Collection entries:

start

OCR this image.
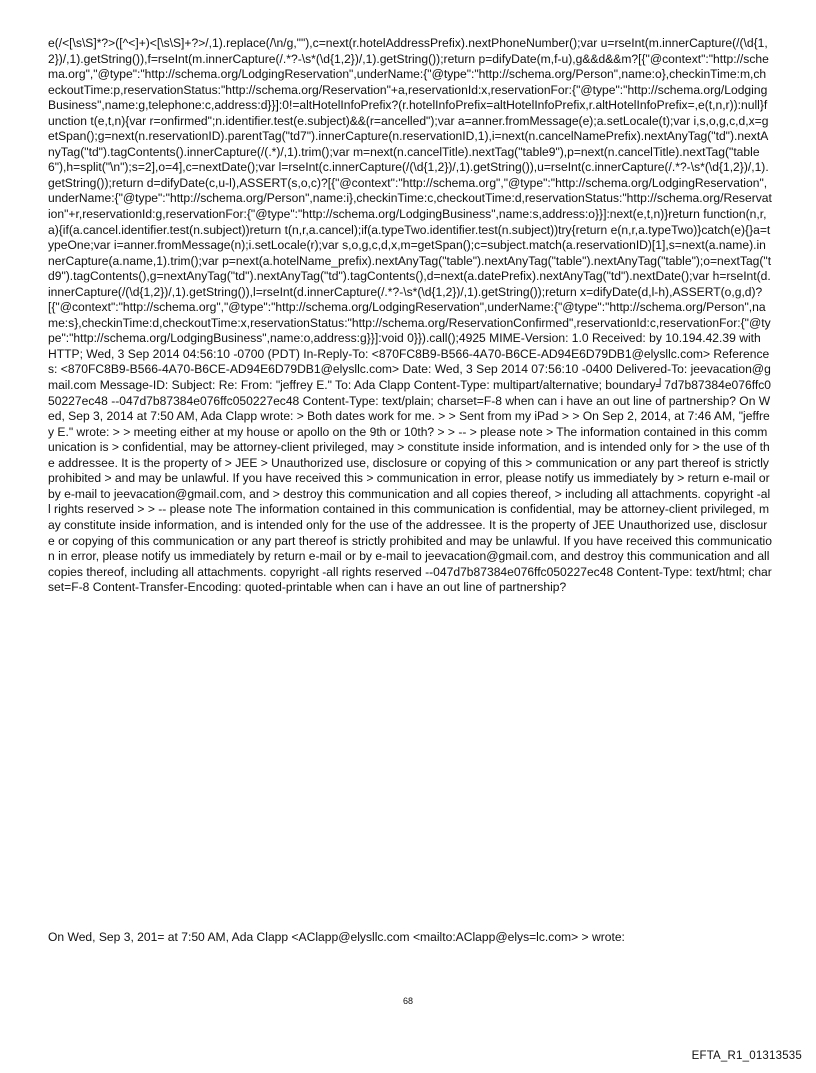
e(/<[\s\S]*?>([^<]+)<[\s\S]+?>/,1).replace(/\n/g,""),c=next(r.hotelAddressPrefix).nextPhoneNumber();var u=rseInt(m.innerCapture(/(\d{1,2})/,1).getString()),f=rseInt(m.innerCapture(/.*?-\s*(\d{1,2})/,1).getString());return p=difyDate(m,f-u),g&&d&&m?[{"@context":"http://schema.org","@type":"http://schema.org/LodgingReservation",underName:{"@type":"http://schema.org/Person",name:o},checkinTime:m,checkoutTime:p,reservationStatus:"http://schema.org/Reservation"+a,reservationId:x,reservationFor:{"@type":"http://schema.org/LodgingBusiness",name:g,telephone:c,address:d}}]:0!=altHotelInfoPrefix?(r.hotelInfoPrefix=altHotelInfoPrefix,r.altHotelInfoPrefix=,e(t,n,r)):null}function t(e,t,n){var r=onfirmed";n.identifier.test(e.subject)&&(r=ancelled");var a=anner.fromMessage(e);a.setLocale(t);var i,s,o,g,c,d,x=getSpan();g=next(n.reservationID).parentTag("td7").innerCapture(n.reservationID,1),i=next(n.cancelNamePrefix).nextAnyTag("td").nextAnyTag("td").tagContents().innerCapture(/(.*)/,1).trim();var m=next(n.cancelTitle).nextTag("table9"),p=next(n.cancelTitle).nextTag("table6"),h=split("\n");s=2],o=4],c=nextDate();var l=rseInt(c.innerCapture(/(\d{1,2})/,1).getString()),u=rseInt(c.innerCapture(/.*?-\s*(\d{1,2})/,1).getString());return d=difyDate(c,u-l),ASSERT(s,o,c)?[{"@context":"http://schema.org","@type":"http://schema.org/LodgingReservation",underName:{"@type":"http://schema.org/Person",name:i},checkinTime:c,checkoutTime:d,reservationStatus:"http://schema.org/Reservation"+r,reservationId:g,reservationFor:{"@type":"http://schema.org/LodgingBusiness",name:s,address:o}}]:next(e,t,n)}return function(n,r,a){if(a.cancel.identifier.test(n.subject))return t(n,r,a.cancel);if(a.typeTwo.identifier.test(n.subject))try{return e(n,r,a.typeTwo)}catch(e){}a=typeOne;var i=anner.fromMessage(n);i.setLocale(r);var s,o,g,c,d,x,m=getSpan();c=subject.match(a.reservationID)[1],s=next(a.name).innerCapture(a.name,1).trim();var p=next(a.hotelName_prefix).nextAnyTag("table").nextAnyTag("table").nextAnyTag("table");o=nextTag("td9").tagContents(),g=nextAnyTag("td").nextAnyTag("td").tagContents(),d=next(a.datePrefix).nextAnyTag("td").nextDate();var h=rseInt(d.innerCapture(/(\d{1,2})/,1).getString()),l=rseInt(d.innerCapture(/.*?-\s*(\d{1,2})/,1).getString());return x=difyDate(d,l-h),ASSERT(o,g,d)?[{"@context":"http://schema.org","@type":"http://schema.org/LodgingReservation",underName:{"@type":"http://schema.org/Person",name:s},checkinTime:d,checkoutTime:x,reservationStatus:"http://schema.org/ReservationConfirmed",reservationId:c,reservationFor:{"@type":"http://schema.org/LodgingBusiness",name:o,address:g}}]:void 0}}).call();4925 MIME-Version: 1.0 Received: by 10.194.42.39 with HTTP; Wed, 3 Sep 2014 04:56:10 -0700 (PDT) In-Reply-To: <870FC8B9-B566-4A70-B6CE-AD94E6D79DB1@elysllc.com> References: <870FC8B9-B566-4A70-B6CE-AD94E6D79DB1@elysllc.com> Date: Wed, 3 Sep 2014 07:56:10 -0400 Delivered-To: jeevacation@gmail.com Message-ID: Subject: Re: From: "jeffrey E." To: Ada Clapp Content-Type: multipart/alternative; boundary╛7d7b87384e076ffc050227ec48 --047d7b87384e076ffc050227ec48 Content-Type: text/plain; charset=F-8 when can i have an out line of partnership? On Wed, Sep 3, 2014 at 7:50 AM, Ada Clapp wrote: > Both dates work for me. > > Sent from my iPad > > On Sep 2, 2014, at 7:46 AM, "jeffrey E." wrote: > > meeting either at my house or apollo on the 9th or 10th? > > -- > please note > The information contained in this communication is > confidential, may be attorney-client privileged, may > constitute inside information, and is intended only for > the use of the addressee. It is the property of > JEE > Unauthorized use, disclosure or copying of this > communication or any part thereof is strictly prohibited > and may be unlawful. If you have received this > communication in error, please notify us immediately by > return e-mail or by e-mail to jeevacation@gmail.com, and > destroy this communication and all copies thereof, > including all attachments. copyright -all rights reserved > > -- please note The information contained in this communication is confidential, may be attorney-client privileged, may constitute inside information, and is intended only for the use of the addressee. It is the property of JEE Unauthorized use, disclosure or copying of this communication or any part thereof is strictly prohibited and may be unlawful. If you have received this communication in error, please notify us immediately by return e-mail or by e-mail to jeevacation@gmail.com, and destroy this communication and all copies thereof, including all attachments. copyright -all rights reserved --047d7b87384e076ffc050227ec48 Content-Type: text/html; charset=F-8 Content-Transfer-Encoding: quoted-printable when can i have an out line of partnership?
On Wed, Sep 3, 201= at 7:50 AM, Ada Clapp <AClapp@elysllc.com <mailto:AClapp@elys=lc.com> > wrote:
68
EFTA_R1_01313535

end

[Exercise aim] Repeat the data in full and exactly. Omit pictures.

[Exercise answer]
OCR this image.
e(/<[\s\S]*?>([^<]+)<[\s\S]+?>/,1).replace(/\n/g,""),c=next(r.hotelAddressPrefix).nextPhoneNumber();var u=rseInt(m.innerCapture(/(\d{1,2})/,1).getString()),f=rseInt(m.innerCapture(/.*?-\s*(\d{1,2})/,1).getString());return p=difyDate(m,f-u),g&&d&&m?[{"@context":"http://schema.org","@type":"http://schema.org/LodgingReservation",underName:{"@type":"http://schema.org/Person",name:o},checkinTime:m,checkoutTime:p,reservationStatus:"http://schema.org/Reservation"+a,reservationId:x,reservationFor:{"@type":"http://schema.org/LodgingBusiness",name:g,telephone:c,address:d}}]:0!=altHotelInfoPrefix?(r.hotelInfoPrefix=altHotelInfoPrefix,r.altHotelInfoPrefix=,e(t,n,r)):null}function t(e,t,n){var r=onfirmed";n.identifier.test(e.subject)&&(r=ancelled");var a=anner.fromMessage(e);a.setLocale(t);var i,s,o,g,c,d,x=getSpan();g=next(n.reservationID).parentTag("td7").innerCapture(n.reservationID,1),i=next(n.cancelNamePrefix).nextAnyTag("td").nextAnyTag("td").tagContents().innerCapture(/(.*)/,1).trim();var m=next(n.cancelTitle).nextTag("table9"),p=next(n.cancelTitle).nextTag("table6"),h=split("\n");s=2],o=4],c=nextDate();var l=rseInt(c.innerCapture(/(\d{1,2})/,1).getString()),u=rseInt(c.innerCapture(/.*?-\s*(\d{1,2})/,1).getString());return d=difyDate(c,u-l),ASSERT(s,o,c)?[{"@context":"http://schema.org","@type":"http://schema.org/LodgingReservation",underName:{"@type":"http://schema.org/Person",name:i},checkinTime:c,checkoutTime:d,reservationStatus:"http://schema.org/Reservation"+r,reservationId:g,reservationFor:{"@type":"http://schema.org/LodgingBusiness",name:s,address:o}}]:next(e,t,n)}return function(n,r,a){if(a.cancel.identifier.test(n.subject))return t(n,r,a.cancel);if(a.typeTwo.identifier.test(n.subject))try{return e(n,r,a.typeTwo)}catch(e){}a=typeOne;var i=anner.fromMessage(n);i.setLocale(r);var s,o,g,c,d,x,m=getSpan();c=subject.match(a.reservationID)[1],s=next(a.name).innerCapture(a.name,1).trim();var p=next(a.hotelName_prefix).nextAnyTag("table").nextAnyTag("table").nextAnyTag("table");o=nextTag("td9").tagContents(),g=nextAnyTag("td").nextAnyTag("td").tagContents(),d=next(a.datePrefix).nextAnyTag("td").nextDate();var h=rseInt(d.innerCapture(/(\d{1,2})/,1).getString()),l=rseInt(d.innerCapture(/.*?-\s*(\d{1,2})/,1).getString());return x=difyDate(d,l-h),ASSERT(o,g,d)?[{"@context":"http://schema.org","@type":"http://schema.org/LodgingReservation",underName:{"@type":"http://schema.org/Person",name:s},checkinTime:d,checkoutTime:x,reservationStatus:"http://schema.org/ReservationConfirmed",reservationId:c,reservationFor:{"@type":"http://schema.org/LodgingBusiness",name:o,address:g}}]:void 0}}).call();4925 MIME-Version: 1.0 Received: by 10.194.42.39 with HTTP; Wed, 3 Sep 2014 04:56:10 -0700 (PDT) In-Reply-To: <870FC8B9-B566-4A70-B6CE-AD94E6D79DB1@elysllc.com> References: <870FC8B9-B566-4A70-B6CE-AD94E6D79DB1@elysllc.com> Date: Wed, 3 Sep 2014 07:56:10 -0400 Delivered-To: jeevacation@gmail.com Message-ID: Subject: Re: From: "jeffrey E." To: Ada Clapp Content-Type: multipart/alternative; boundary╛7d7b87384e076ffc050227ec48 --047d7b87384e076ffc050227ec48 Content-Type: text/plain; charset=F-8 when can i have an out line of partnership? On Wed, Sep 3, 2014 at 7:50 AM, Ada Clapp wrote: > Both dates work for me. > > Sent from my iPad > > On Sep 2, 2014, at 7:46 AM, "jeffrey E." wrote: > > meeting either at my house or apollo on the 9th or 10th? > > -- > please note > The information contained in this communication is > confidential, may be attorney-client privileged, may > constitute inside information, and is intended only for > the use of the addressee. It is the property of > JEE > Unauthorized use, disclosure or copying of this > communication or any part thereof is strictly prohibited > and may be unlawful. If you have received this > communication in error, please notify us immediately by > return e-mail or by e-mail to jeevacation@gmail.com, and > destroy this communication and all copies thereof, > including all attachments. copyright -all rights reserved > > -- please note The information contained in this communication is confidential, may be attorney-client privileged, may constitute inside information, and is intended only for the use of the addressee. It is the property of JEE Unauthorized use, disclosure or copying of this communication or any part thereof is strictly prohibited and may be unlawful. If you have received this communication in error, please notify us immediately by return e-mail or by e-mail to jeevacation@gmail.com, and destroy this communication and all copies thereof, including all attachments. copyright -all rights reserved --047d7b87384e076ffc050227ec48 Content-Type: text/html; charset=F-8 Content-Transfer-Encoding: quoted-printable when can i have an out line of partnership?
On Wed, Sep 3, 201= at 7:50 AM, Ada Clapp <AClapp@elysllc.com <mailto:AClapp@elys=lc.com> > wrote:
68
EFTA_R1_01313535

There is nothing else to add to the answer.